▸ What is asked
Gather the lines from the material that contain "JSON".

* BEGIN *

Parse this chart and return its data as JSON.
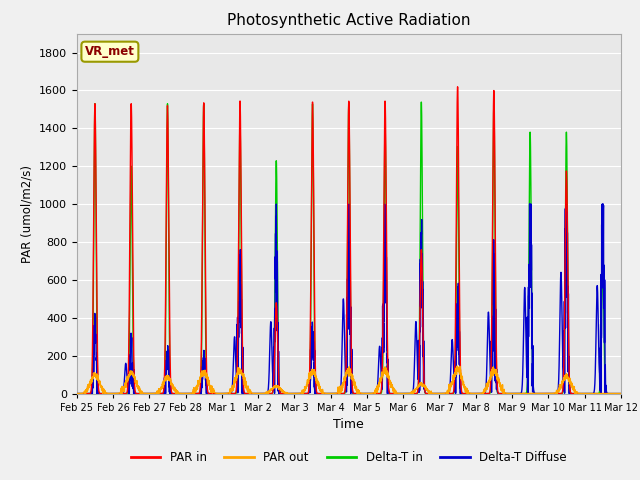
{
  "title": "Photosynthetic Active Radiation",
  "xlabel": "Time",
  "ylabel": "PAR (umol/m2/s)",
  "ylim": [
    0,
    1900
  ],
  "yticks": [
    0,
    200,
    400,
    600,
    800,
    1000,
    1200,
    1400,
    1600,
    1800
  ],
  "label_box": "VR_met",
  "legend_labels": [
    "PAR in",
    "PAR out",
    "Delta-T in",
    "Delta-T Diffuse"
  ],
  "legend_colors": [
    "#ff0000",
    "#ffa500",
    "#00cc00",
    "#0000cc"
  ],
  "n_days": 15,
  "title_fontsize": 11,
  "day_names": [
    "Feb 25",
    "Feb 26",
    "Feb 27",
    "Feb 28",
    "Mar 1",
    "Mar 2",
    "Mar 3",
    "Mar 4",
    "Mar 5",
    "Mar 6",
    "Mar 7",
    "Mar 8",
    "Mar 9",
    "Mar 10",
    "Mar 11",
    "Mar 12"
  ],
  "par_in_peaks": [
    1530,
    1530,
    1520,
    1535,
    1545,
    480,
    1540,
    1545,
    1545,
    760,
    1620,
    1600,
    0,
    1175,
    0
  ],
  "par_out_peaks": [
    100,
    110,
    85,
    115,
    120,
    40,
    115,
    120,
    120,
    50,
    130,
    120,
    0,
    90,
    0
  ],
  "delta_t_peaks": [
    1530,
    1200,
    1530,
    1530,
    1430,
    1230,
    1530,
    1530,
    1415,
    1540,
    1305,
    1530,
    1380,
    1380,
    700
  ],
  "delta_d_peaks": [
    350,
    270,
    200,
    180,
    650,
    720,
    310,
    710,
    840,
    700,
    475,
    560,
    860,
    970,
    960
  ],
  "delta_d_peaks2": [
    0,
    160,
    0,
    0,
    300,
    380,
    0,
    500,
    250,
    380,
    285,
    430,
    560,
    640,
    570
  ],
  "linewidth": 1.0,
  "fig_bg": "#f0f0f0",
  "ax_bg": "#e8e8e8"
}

* END *
* BEGIN *

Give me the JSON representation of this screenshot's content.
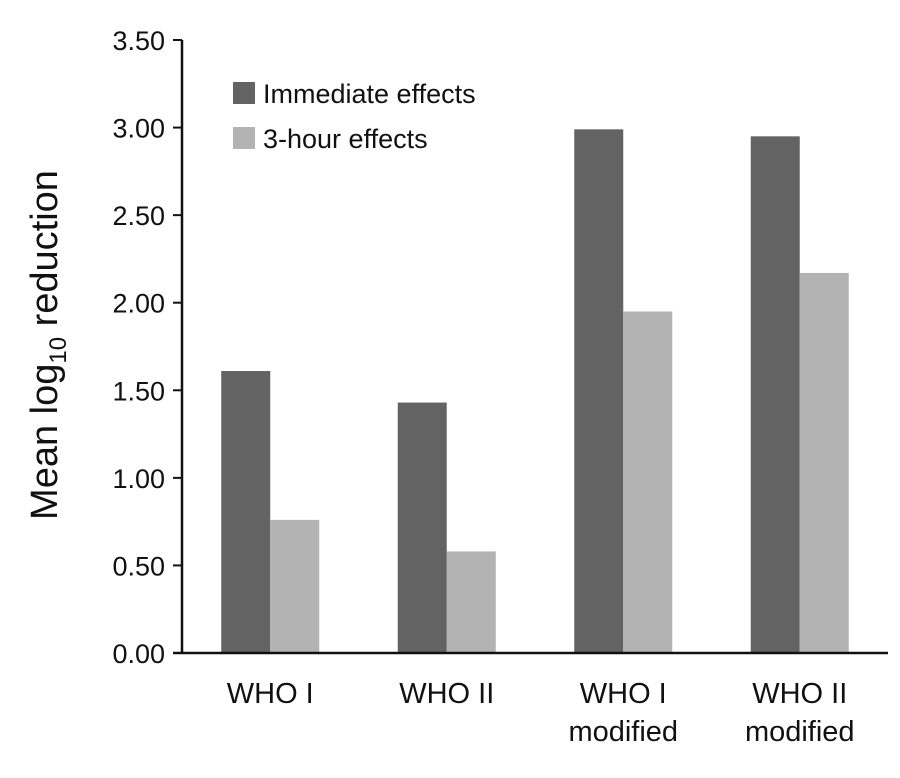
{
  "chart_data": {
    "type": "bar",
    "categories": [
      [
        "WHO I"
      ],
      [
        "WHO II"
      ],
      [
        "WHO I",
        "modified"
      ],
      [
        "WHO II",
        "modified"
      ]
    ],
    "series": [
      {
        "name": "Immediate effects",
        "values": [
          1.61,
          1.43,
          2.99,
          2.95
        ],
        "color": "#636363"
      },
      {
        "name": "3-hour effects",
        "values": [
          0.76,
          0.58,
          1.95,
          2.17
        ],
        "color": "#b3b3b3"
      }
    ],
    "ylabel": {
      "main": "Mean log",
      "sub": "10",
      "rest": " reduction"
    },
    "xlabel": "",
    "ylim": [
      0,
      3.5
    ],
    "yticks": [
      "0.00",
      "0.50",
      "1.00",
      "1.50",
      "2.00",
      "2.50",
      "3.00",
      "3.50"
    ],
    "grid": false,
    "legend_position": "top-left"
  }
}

* END *
* BEGIN *

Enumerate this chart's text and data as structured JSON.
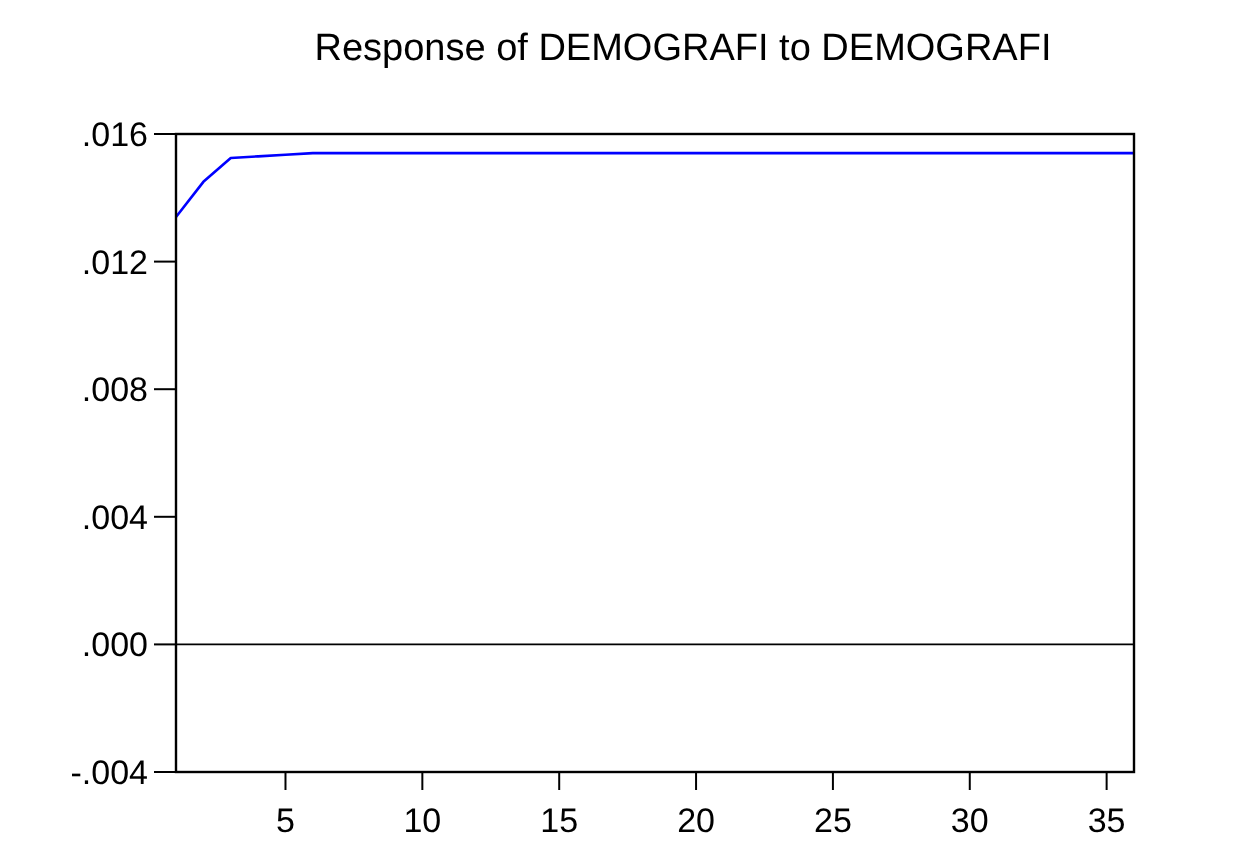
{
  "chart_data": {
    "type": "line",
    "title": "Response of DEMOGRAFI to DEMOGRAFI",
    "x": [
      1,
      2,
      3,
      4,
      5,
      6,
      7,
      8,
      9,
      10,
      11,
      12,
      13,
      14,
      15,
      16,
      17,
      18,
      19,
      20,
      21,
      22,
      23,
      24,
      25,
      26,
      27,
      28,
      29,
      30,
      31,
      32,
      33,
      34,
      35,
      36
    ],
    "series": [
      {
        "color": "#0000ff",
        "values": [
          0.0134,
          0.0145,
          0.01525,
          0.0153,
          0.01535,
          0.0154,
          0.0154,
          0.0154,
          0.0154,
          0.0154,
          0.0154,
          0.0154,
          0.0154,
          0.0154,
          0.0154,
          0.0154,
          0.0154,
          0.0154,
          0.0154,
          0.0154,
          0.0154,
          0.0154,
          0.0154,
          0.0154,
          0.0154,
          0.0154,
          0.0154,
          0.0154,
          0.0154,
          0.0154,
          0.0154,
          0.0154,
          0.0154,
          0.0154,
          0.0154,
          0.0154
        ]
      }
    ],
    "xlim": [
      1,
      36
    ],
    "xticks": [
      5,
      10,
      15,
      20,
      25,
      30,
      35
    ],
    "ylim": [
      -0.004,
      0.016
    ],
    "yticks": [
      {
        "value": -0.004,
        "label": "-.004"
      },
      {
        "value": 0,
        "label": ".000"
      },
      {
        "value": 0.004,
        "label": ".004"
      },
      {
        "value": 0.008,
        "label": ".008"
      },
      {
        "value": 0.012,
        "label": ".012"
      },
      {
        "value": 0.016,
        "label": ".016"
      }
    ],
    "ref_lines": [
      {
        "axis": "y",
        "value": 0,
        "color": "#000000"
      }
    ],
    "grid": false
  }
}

* END *

▸ Task output
Parse this chart and return its data as JSON.
Give me the JSON representation of this screenshot's content.
Enumerate this chart's text and data as structured JSON.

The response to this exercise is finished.